▶ [Problem statement]: Go through the listing below and gather every line with the word "kapital".

[Extracted records]
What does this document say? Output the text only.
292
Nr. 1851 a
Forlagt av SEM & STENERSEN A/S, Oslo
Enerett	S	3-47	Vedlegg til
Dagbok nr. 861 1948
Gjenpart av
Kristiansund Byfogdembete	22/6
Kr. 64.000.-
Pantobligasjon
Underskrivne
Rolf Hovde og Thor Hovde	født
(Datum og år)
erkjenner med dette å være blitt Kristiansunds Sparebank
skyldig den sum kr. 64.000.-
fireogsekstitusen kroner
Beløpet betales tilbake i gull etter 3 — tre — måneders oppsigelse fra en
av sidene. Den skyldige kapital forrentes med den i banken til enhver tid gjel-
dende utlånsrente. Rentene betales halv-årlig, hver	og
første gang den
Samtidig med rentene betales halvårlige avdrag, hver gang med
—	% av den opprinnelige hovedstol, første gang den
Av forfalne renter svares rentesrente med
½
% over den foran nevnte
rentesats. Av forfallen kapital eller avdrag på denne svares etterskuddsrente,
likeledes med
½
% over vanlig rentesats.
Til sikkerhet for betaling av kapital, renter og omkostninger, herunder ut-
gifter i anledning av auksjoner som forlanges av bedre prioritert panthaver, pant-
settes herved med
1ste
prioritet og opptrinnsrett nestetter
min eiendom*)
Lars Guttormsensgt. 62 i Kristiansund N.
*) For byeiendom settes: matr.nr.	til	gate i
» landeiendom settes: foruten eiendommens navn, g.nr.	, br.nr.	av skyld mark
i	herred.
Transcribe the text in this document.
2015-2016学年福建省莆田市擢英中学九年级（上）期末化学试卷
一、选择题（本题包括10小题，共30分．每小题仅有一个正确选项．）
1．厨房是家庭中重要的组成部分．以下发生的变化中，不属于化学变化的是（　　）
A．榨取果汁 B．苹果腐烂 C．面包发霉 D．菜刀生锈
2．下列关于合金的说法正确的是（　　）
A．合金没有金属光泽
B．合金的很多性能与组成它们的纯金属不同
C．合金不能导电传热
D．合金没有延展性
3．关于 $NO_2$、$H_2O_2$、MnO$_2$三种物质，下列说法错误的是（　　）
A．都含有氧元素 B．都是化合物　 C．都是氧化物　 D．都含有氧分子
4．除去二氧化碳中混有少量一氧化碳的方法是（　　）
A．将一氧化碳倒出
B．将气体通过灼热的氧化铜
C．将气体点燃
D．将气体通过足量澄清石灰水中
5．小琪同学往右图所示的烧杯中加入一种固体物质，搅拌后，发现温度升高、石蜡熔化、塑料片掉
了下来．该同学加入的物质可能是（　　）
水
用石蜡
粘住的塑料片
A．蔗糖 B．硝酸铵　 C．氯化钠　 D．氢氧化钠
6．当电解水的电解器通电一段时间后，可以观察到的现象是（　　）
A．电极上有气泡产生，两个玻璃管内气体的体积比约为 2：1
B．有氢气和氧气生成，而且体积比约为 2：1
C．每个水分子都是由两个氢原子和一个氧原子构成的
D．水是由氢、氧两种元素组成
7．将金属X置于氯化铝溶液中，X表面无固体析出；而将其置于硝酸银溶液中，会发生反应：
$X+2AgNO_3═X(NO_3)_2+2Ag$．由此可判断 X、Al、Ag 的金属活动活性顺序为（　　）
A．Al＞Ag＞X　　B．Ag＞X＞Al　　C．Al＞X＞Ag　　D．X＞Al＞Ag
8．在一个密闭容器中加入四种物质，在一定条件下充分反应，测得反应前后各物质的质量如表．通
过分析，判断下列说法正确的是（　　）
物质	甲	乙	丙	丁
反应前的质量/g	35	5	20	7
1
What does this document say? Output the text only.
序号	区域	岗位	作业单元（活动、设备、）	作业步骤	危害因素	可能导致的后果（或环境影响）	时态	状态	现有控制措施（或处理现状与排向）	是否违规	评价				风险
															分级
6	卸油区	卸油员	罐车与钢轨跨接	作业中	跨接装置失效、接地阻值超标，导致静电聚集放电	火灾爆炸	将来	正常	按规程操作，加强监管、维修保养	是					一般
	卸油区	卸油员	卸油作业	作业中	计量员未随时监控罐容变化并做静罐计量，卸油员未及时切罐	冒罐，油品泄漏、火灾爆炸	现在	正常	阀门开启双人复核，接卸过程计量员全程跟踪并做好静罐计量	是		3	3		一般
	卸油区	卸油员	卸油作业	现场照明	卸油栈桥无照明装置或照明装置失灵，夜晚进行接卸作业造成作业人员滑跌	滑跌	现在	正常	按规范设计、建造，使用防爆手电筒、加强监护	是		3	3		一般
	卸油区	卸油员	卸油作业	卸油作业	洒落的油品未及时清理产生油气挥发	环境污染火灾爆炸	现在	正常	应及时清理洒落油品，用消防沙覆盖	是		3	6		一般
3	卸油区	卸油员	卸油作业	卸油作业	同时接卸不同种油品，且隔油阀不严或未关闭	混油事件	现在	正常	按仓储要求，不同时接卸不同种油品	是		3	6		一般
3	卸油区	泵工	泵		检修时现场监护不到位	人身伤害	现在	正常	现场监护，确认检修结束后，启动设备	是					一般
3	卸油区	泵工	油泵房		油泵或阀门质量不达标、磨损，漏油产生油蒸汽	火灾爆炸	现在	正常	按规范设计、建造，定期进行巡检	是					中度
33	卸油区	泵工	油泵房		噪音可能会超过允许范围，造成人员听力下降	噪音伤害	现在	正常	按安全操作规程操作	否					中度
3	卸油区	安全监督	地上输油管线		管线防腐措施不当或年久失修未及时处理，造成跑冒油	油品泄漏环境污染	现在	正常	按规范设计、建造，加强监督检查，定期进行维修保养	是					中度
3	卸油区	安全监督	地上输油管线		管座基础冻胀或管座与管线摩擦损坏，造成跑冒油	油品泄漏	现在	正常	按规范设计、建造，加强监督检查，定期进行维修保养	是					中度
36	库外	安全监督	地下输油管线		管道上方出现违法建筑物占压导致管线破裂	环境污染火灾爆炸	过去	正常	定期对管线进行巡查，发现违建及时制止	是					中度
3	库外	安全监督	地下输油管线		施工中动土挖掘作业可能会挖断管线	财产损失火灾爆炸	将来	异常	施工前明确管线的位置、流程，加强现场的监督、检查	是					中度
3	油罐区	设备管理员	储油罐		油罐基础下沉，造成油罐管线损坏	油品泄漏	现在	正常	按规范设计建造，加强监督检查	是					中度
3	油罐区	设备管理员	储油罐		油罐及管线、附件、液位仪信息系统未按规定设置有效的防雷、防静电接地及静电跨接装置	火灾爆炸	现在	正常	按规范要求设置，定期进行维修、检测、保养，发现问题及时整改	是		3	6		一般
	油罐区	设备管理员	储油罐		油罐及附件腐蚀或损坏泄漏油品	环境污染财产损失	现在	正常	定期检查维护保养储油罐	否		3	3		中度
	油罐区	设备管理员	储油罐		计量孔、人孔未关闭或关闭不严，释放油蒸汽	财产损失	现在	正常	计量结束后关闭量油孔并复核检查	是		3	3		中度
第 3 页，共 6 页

▶ [Exercise result]:
av sidene. Den skyldige kapital forrentes med den i banken til enhver tid gjel-
rentesats. Av forfallen kapital eller avdrag på denne svares etterskuddsrente,
Til sikkerhet for betaling av kapital, renter og omkostninger, herunder ut-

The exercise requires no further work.